Scan the records and identify every line in which the string "JSON" occurs, then return those lines.

DATA IN THIS EXERCISE:

┌──

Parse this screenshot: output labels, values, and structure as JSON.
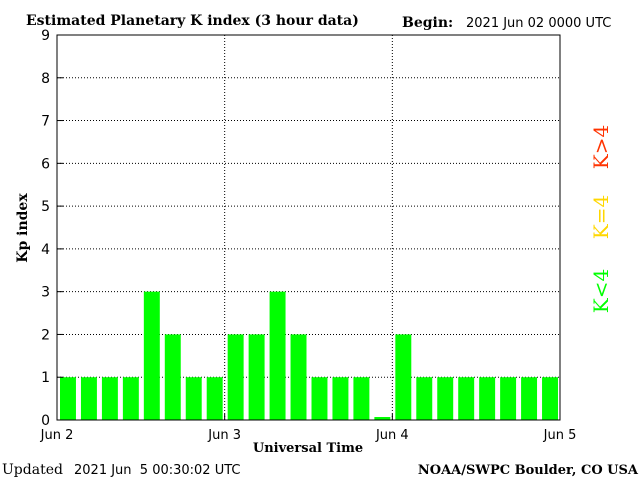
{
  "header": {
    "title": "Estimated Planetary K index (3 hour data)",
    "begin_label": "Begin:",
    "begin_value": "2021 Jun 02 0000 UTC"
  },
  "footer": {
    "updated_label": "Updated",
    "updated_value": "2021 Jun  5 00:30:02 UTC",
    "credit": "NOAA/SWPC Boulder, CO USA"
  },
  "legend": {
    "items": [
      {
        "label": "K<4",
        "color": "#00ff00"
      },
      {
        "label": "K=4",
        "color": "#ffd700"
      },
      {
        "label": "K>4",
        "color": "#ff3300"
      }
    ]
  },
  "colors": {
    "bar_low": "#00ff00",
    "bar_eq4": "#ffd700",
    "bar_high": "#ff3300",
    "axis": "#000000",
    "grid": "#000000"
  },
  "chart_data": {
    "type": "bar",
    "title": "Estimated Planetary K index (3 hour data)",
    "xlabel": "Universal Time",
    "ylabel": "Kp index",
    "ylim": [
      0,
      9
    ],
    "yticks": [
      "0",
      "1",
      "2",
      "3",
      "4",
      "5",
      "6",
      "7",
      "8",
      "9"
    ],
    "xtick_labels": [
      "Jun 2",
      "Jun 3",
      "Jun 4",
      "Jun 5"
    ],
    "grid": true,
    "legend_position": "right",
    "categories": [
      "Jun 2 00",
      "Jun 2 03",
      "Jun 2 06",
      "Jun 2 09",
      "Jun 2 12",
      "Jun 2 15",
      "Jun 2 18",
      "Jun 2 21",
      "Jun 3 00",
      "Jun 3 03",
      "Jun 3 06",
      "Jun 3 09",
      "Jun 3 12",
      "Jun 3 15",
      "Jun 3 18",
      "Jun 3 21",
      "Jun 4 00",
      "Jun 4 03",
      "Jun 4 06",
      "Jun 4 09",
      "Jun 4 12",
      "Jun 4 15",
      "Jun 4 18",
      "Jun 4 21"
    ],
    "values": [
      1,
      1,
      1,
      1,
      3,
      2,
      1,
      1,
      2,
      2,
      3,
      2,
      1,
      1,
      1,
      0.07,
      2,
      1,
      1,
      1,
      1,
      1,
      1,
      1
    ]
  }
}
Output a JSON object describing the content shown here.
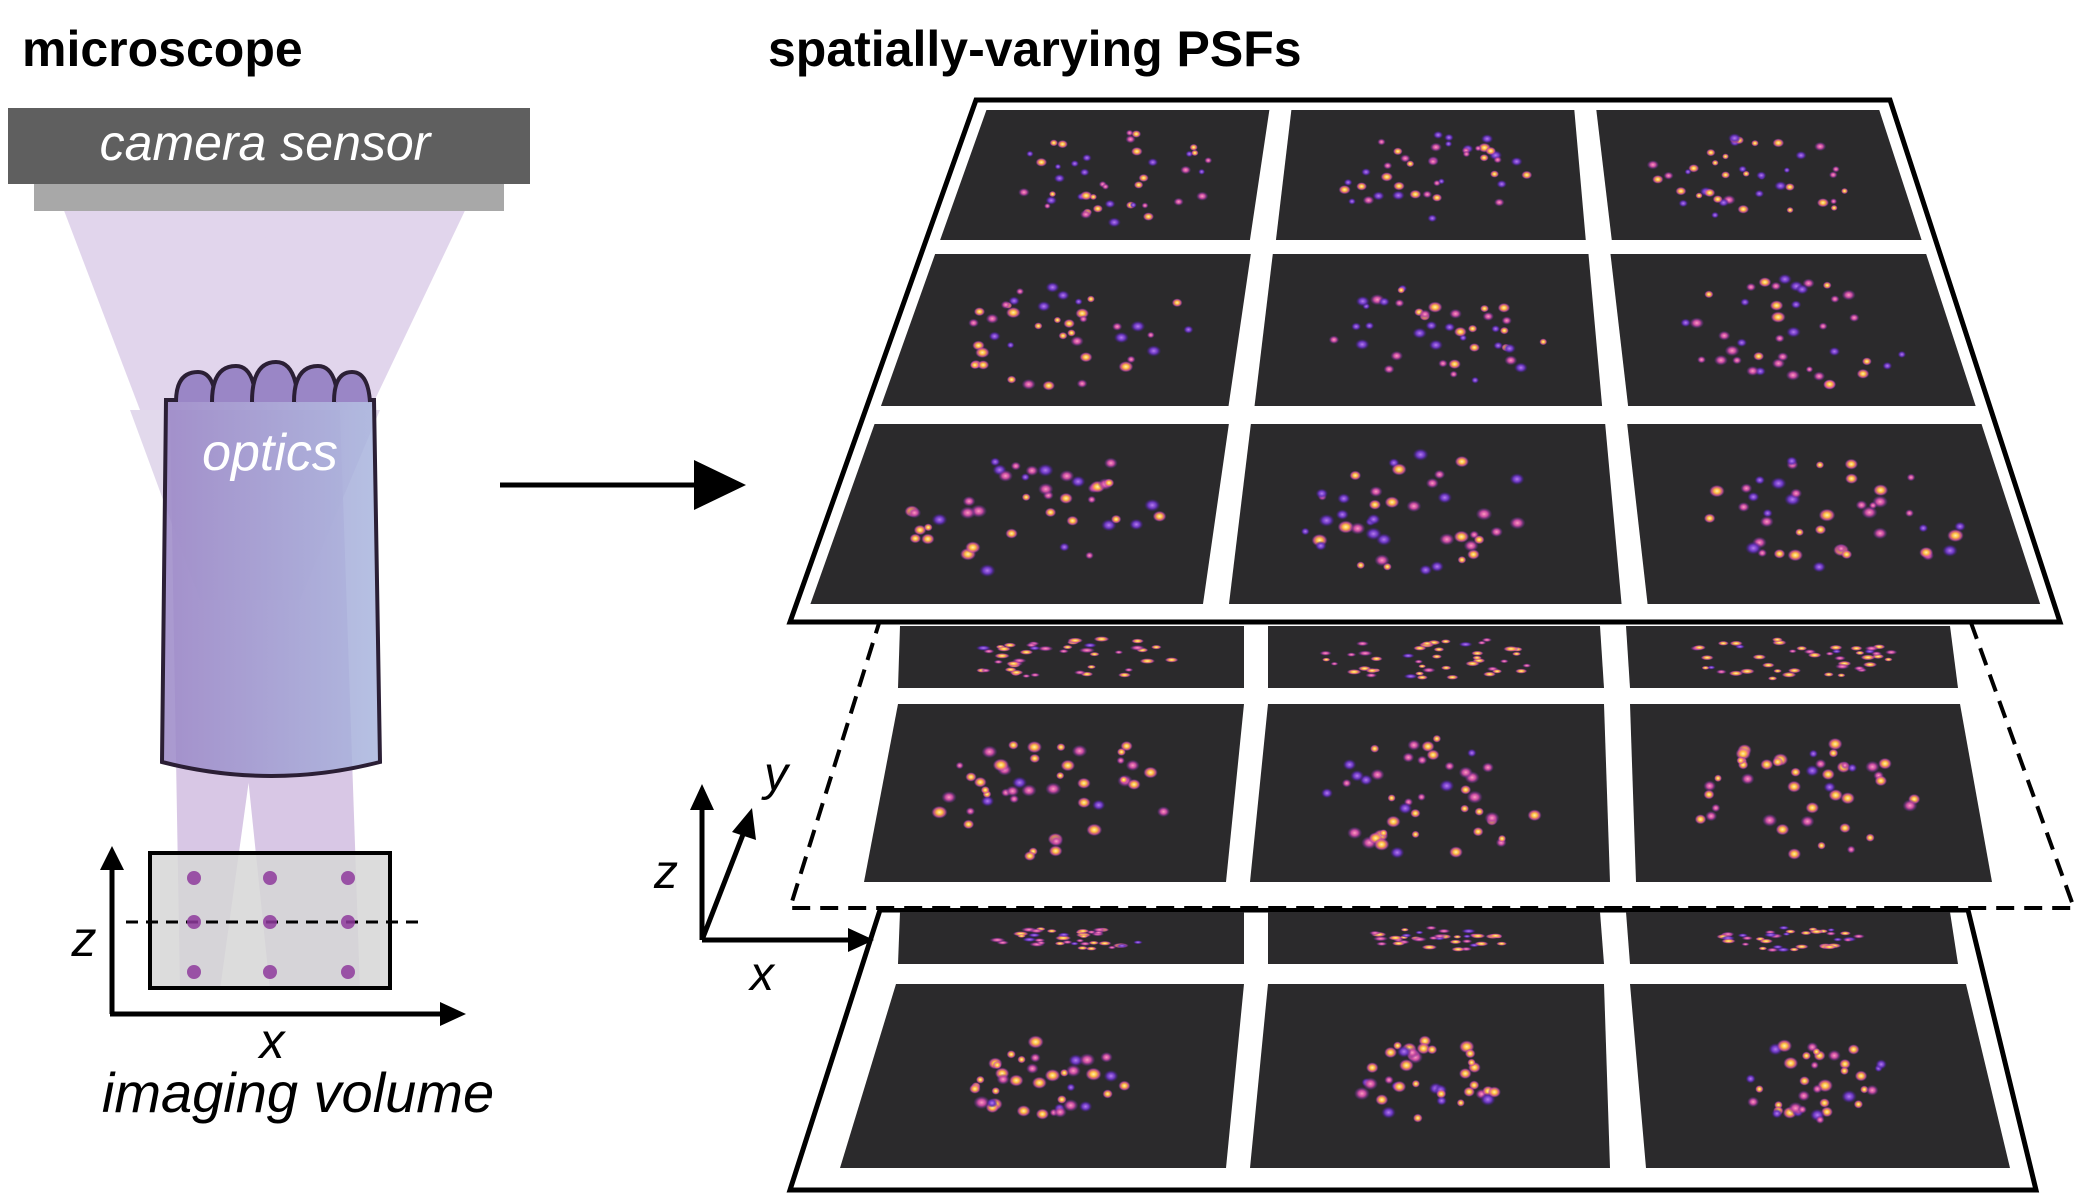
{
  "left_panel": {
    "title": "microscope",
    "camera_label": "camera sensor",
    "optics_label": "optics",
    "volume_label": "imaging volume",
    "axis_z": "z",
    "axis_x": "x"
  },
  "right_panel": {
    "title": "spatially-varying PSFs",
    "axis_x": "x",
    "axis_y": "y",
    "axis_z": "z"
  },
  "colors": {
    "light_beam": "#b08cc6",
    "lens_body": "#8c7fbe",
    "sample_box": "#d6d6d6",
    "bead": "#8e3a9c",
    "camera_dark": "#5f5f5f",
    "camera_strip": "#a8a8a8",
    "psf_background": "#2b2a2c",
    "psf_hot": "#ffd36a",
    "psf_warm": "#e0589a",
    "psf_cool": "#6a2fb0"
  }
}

└──

FULL ANSWER:
Parse this screenshot: output labels, values, and structure as JSON.
Output a JSON object describing the content shown here.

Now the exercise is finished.